(Aim):
Return every line of the entries from the one containing "paragraph: На обѣдѣ" down to the one containing "paragraph: На одной", both included, copied word for word and unchanged.

____

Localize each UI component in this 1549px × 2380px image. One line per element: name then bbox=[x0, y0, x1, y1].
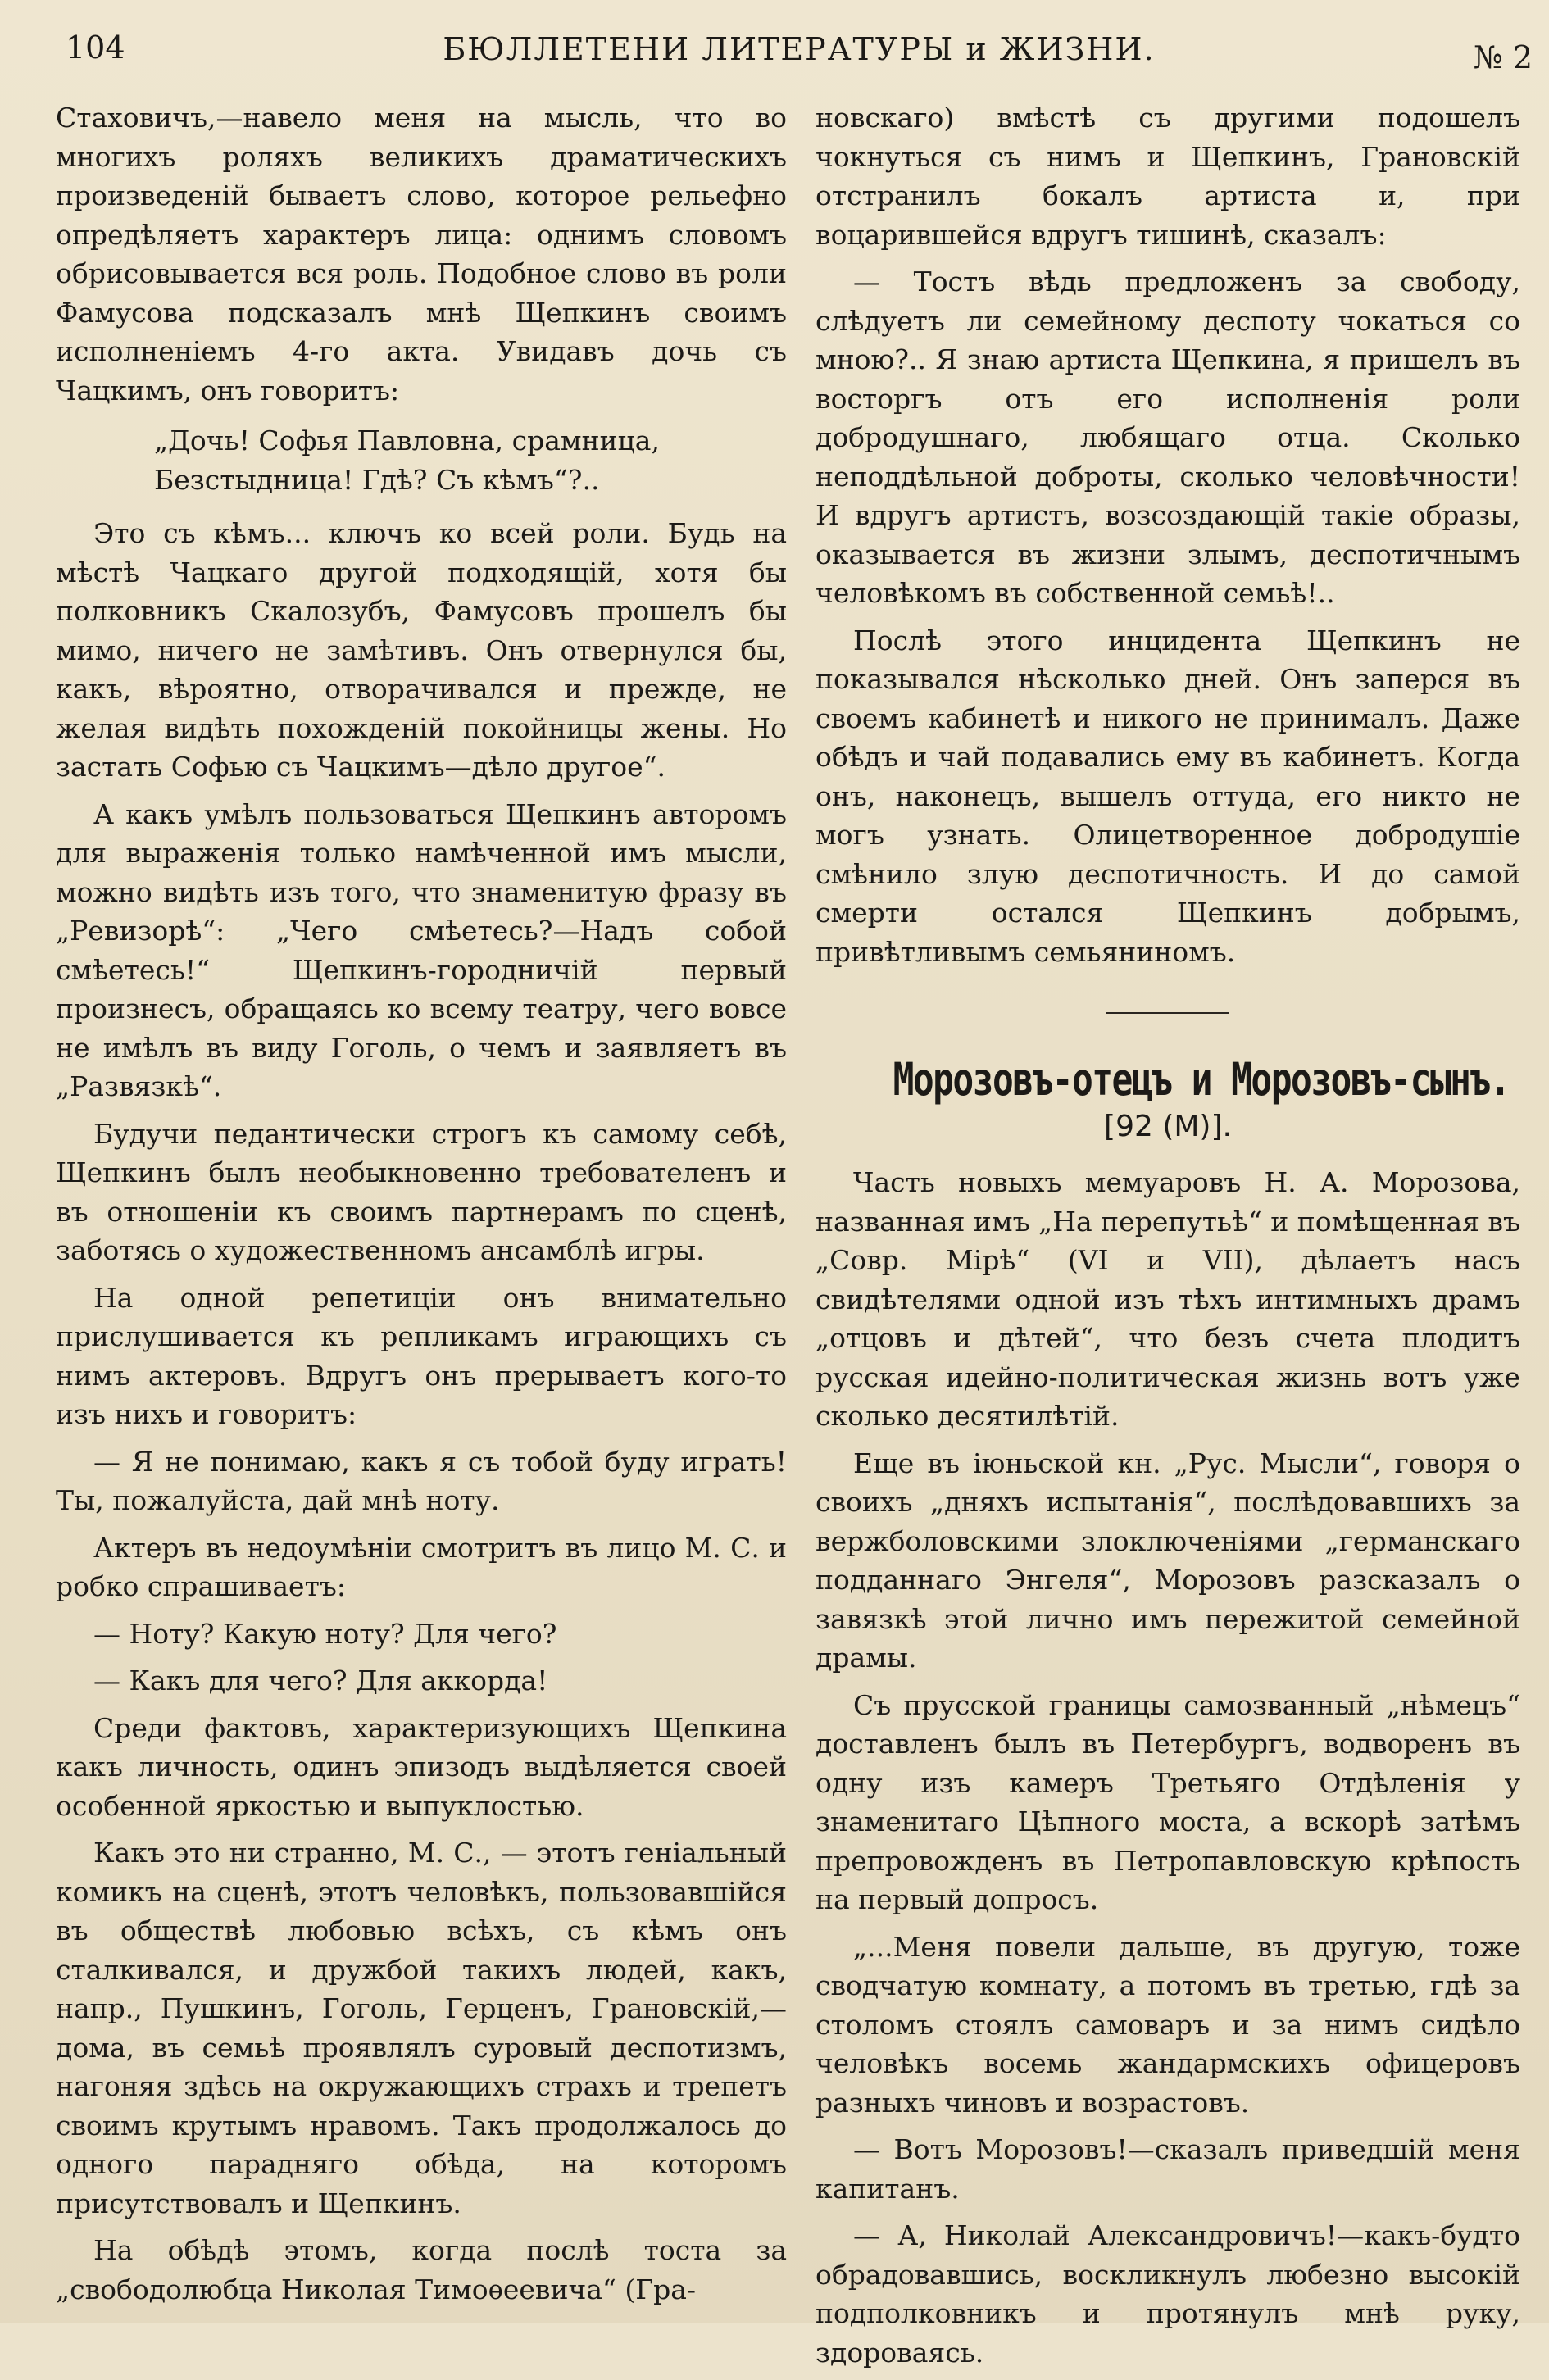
paragraph: На обѣдѣ этомъ, когда послѣ тоста за „свободолюбца Николая Тимоѳеевича“ (Гра- bbox=[56, 2234, 787, 2305]
paragraph: Среди фактовъ, характеризующихъ Щепкина какъ личность, одинъ эпизодъ выдѣляется своей особенной яркостью и выпуклостью. bbox=[56, 1711, 787, 1822]
paragraph: Съ прусской границы самозванный „нѣмецъ“ доставленъ былъ въ Петербургъ, водворенъ въ одну изъ камеръ Третьяго Отдѣленiя у знаменитаго Цѣпного моста, а вскорѣ затѣмъ препровожденъ въ Петропавловскую крѣпость на первый допросъ. bbox=[815, 1688, 1520, 1915]
paragraph: Какъ это ни странно, М. С., — этотъ генiальный комикъ на сценѣ, этотъ человѣкъ, пользовавшiйся въ обществѣ любовью всѣхъ, съ кѣмъ онъ сталкивался, и дружбой такихъ людей, какъ, напр., Пушкинъ, Гоголь, Герценъ, Грановскiй,—дома, въ семьѣ проявлялъ суровый деспотизмъ, нагоняя здѣсь на окружающихъ страхъ и трепетъ своимъ крутымъ нравомъ. Такъ продолжалось до одного парадняго обѣда, на которомъ присутствовалъ и Щепкинъ. bbox=[56, 1837, 787, 2219]
page-header bbox=[66, 25, 1533, 74]
paragraph: „...Меня повели дальше, въ другую, тоже сводчатую комнату, а потомъ въ третью, гдѣ за столомъ стоялъ самоваръ и за нимъ сидѣло человѣкъ восемь жандармскихъ офицеровъ разныхъ чиновъ и возрастовъ. bbox=[815, 1930, 1520, 2119]
right-column bbox=[815, 98, 1520, 2380]
paragraph: Будучи педантически строгъ къ самому себѣ, Щепкинъ былъ необыкновенно требователенъ и въ отношенiи къ своимъ партнерамъ по сценѣ, заботясь о художественномъ ансамблѣ игры. bbox=[56, 1117, 787, 1266]
paragraph: Стаховичъ,—навело меня на мысль, что во многихъ роляхъ великихъ драматическихъ произведенiй бываетъ слово, которое рельефно опредѣляетъ характеръ лица: однимъ словомъ обрисовывается вся роль. Подобное слово въ роли Фамусова подсказалъ мнѣ Щепкинъ своимъ исполненiемъ 4-го акта. Увидавъ дочь съ Чацкимъ, онъ говоритъ: bbox=[56, 102, 787, 407]
article-reference: [92 (М)]. bbox=[1104, 1110, 1232, 1143]
paragraph: На одной репетицiи онъ внимательно прислушивается къ репликамъ играющихъ съ нимъ актеровъ. Вдругъ онъ прерываетъ кого-то изъ нихъ и говоритъ: bbox=[56, 1281, 787, 1430]
paragraph: Часть новыхъ мемуаровъ Н. А. Морозова, названная имъ „На перепутьѣ“ и помѣщенная въ „Совр. Мiрѣ“ (VI и VII), дѣлаетъ насъ свидѣтелями одной изъ тѣхъ интимныхъ драмъ „отцовъ и дѣтей“, что безъ счета плодитъ русская идейно-политическая жизнь вотъ уже сколько десятилѣтiй. bbox=[815, 1166, 1520, 1432]
paragraph: — Тостъ вѣдь предложенъ за свободу, слѣдуетъ ли семейному деспоту чокаться со мною?.. Я знаю артиста Щепкина, я пришелъ въ восторгъ отъ его исполненiя роли добродушнаго, любящаго отца. Сколько неподдѣльной доброты, сколько человѣчности! И вдругъ артистъ, возсоздающiй такiе образы, оказывается въ жизни злымъ, деспотичнымъ человѣкомъ въ собственной семьѣ!.. bbox=[815, 266, 1520, 609]
paragraph: — Я не понимаю, какъ я съ тобой буду играть! Ты, пожалуйста, дай мнѣ ноту. bbox=[56, 1445, 787, 1516]
paragraph: Актеръ въ недоумѣнiи смотритъ въ лицо М. С. и робко спрашиваетъ: bbox=[56, 1531, 787, 1602]
left-column bbox=[56, 98, 787, 2317]
paragraph: — Ноту? Какую ноту? Для чего? bbox=[93, 1617, 557, 1650]
paragraph: А какъ умѣлъ пользоваться Щепкинъ авторомъ для выраженiя только намѣченной имъ мысли, можно видѣть изъ того, что знаменитую фразу въ „Ревизорѣ“: „Чего смѣетесь?—Надъ собой смѣетесь!“ Щепкинъ-городничiй первый произнесъ, обращаясь ко всему театру, чего вовсе не имѣлъ въ виду Гоголь, о чемъ и заявляетъ въ „Развязкѣ“. bbox=[56, 797, 787, 1102]
paragraph: новскаго) вмѣстѣ съ другими подошелъ чокнуться съ нимъ и Щепкинъ, Грановскiй отстранилъ бокалъ артиста и, при воцарившейся вдругъ тишинѣ, сказалъ: bbox=[815, 102, 1520, 251]
paragraph: — Какъ для чего? Для аккорда! bbox=[93, 1665, 548, 1696]
issue-number: № 2 bbox=[1473, 39, 1533, 75]
paragraph: Послѣ этого инцидента Щепкинъ не показывался нѣсколько дней. Онъ заперся въ своемъ кабинетѣ и никого не принималъ. Даже обѣдъ и чай подавались ему въ кабинетъ. Когда онъ, наконецъ, вышелъ оттуда, его никто не могъ узнать. Олицетворенное добродушiе смѣнило злую деспотичность. И до самой смерти остался Щепкинъ добрымъ, привѣтливымъ семьяниномъ. bbox=[815, 624, 1520, 968]
journal-title: БЮЛЛЕТЕНИ ЛИТЕРАТУРЫ и ЖИЗНИ. bbox=[443, 31, 1156, 67]
paragraph: — А, Николай Александровичъ!—какъ-будто обрадовавшись, воскликнулъ любезно высокiй подполковникъ и протянулъ мнѣ руку, здороваясь. bbox=[815, 2219, 1520, 2369]
paragraph: — Вотъ Морозовъ!—сказалъ приведшiй меня капитанъ. bbox=[815, 2133, 1520, 2205]
paragraph: Еще въ iюньской кн. „Рус. Мысли“, говоря о своихъ „дняхъ испытанiя“, послѣдовавшихъ за вержболовскими злоключенiями „германскаго подданнаго Энгеля“, Морозовъ разсказалъ о завязкѣ этой лично имъ пережитой семейной драмы. bbox=[815, 1447, 1520, 1674]
paragraph: Это съ кѣмъ... ключъ ко всей роли. Будь на мѣстѣ Чацкаго другой подходящiй, хотя бы полковникъ Скалозубъ, Фамусовъ прошелъ бы мимо, ничего не замѣтивъ. Онъ отвернулся бы, какъ, вѣроятно, отворачивался и прежде, не желая видѣть похожденiй покойницы жены. Но застать Софью съ Чацкимъ—дѣло другое“. bbox=[56, 517, 787, 783]
page-number: 104 bbox=[66, 30, 125, 66]
section-divider bbox=[1106, 1012, 1229, 1014]
article-title: Морозовъ-отецъ и Морозовъ-сынъ. bbox=[893, 1053, 1510, 1106]
verse-quote: „Дочь! Софья Павловна, срамница, Безстыдница! Гдѣ? Съ кѣмъ“?.. bbox=[154, 425, 660, 496]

____

(Written answer):
paragraph: На обѣдѣ этомъ, когда послѣ тоста за „свободолюбца Николая Тимоѳеевича“ (Гра- bbox=[56, 2234, 787, 2305]
paragraph: Среди фактовъ, характеризующихъ Щепкина какъ личность, одинъ эпизодъ выдѣляется своей особенной яркостью и выпуклостью. bbox=[56, 1711, 787, 1822]
paragraph: Съ прусской границы самозванный „нѣмецъ“ доставленъ былъ въ Петербургъ, водворенъ въ одну изъ камеръ Третьяго Отдѣленiя у знаменитаго Цѣпного моста, а вскорѣ затѣмъ препровожденъ въ Петропавловскую крѣпость на первый допросъ. bbox=[815, 1688, 1520, 1915]
paragraph: Какъ это ни странно, М. С., — этотъ генiальный комикъ на сценѣ, этотъ человѣкъ, пользовавшiйся въ обществѣ любовью всѣхъ, съ кѣмъ онъ сталкивался, и дружбой такихъ людей, какъ, напр., Пушкинъ, Гоголь, Герценъ, Грановскiй,—дома, въ семьѣ проявлялъ суровый деспотизмъ, нагоняя здѣсь на окружающихъ страхъ и трепетъ своимъ крутымъ нравомъ. Такъ продолжалось до одного парадняго обѣда, на которомъ присутствовалъ и Щепкинъ. bbox=[56, 1837, 787, 2219]
page-header bbox=[66, 25, 1533, 74]
paragraph: „...Меня повели дальше, въ другую, тоже сводчатую комнату, а потомъ въ третью, гдѣ за столомъ стоялъ самоваръ и за нимъ сидѣло человѣкъ восемь жандармскихъ офицеровъ разныхъ чиновъ и возрастовъ. bbox=[815, 1930, 1520, 2119]
right-column bbox=[815, 98, 1520, 2380]
paragraph: Будучи педантически строгъ къ самому себѣ, Щепкинъ былъ необыкновенно требователенъ и въ отношенiи къ своимъ партнерамъ по сценѣ, заботясь о художественномъ ансамблѣ игры. bbox=[56, 1117, 787, 1266]
paragraph: Стаховичъ,—навело меня на мысль, что во многихъ роляхъ великихъ драматическихъ произведенiй бываетъ слово, которое рельефно опредѣляетъ характеръ лица: однимъ словомъ обрисовывается вся роль. Подобное слово въ роли Фамусова подсказалъ мнѣ Щепкинъ своимъ исполненiемъ 4-го акта. Увидавъ дочь съ Чацкимъ, онъ говоритъ: bbox=[56, 102, 787, 407]
article-reference: [92 (М)]. bbox=[1104, 1110, 1232, 1143]
paragraph: На одной репетицiи онъ внимательно прислушивается къ репликамъ играющихъ съ нимъ актеровъ. Вдругъ онъ прерываетъ кого-то изъ нихъ и говоритъ: bbox=[56, 1281, 787, 1430]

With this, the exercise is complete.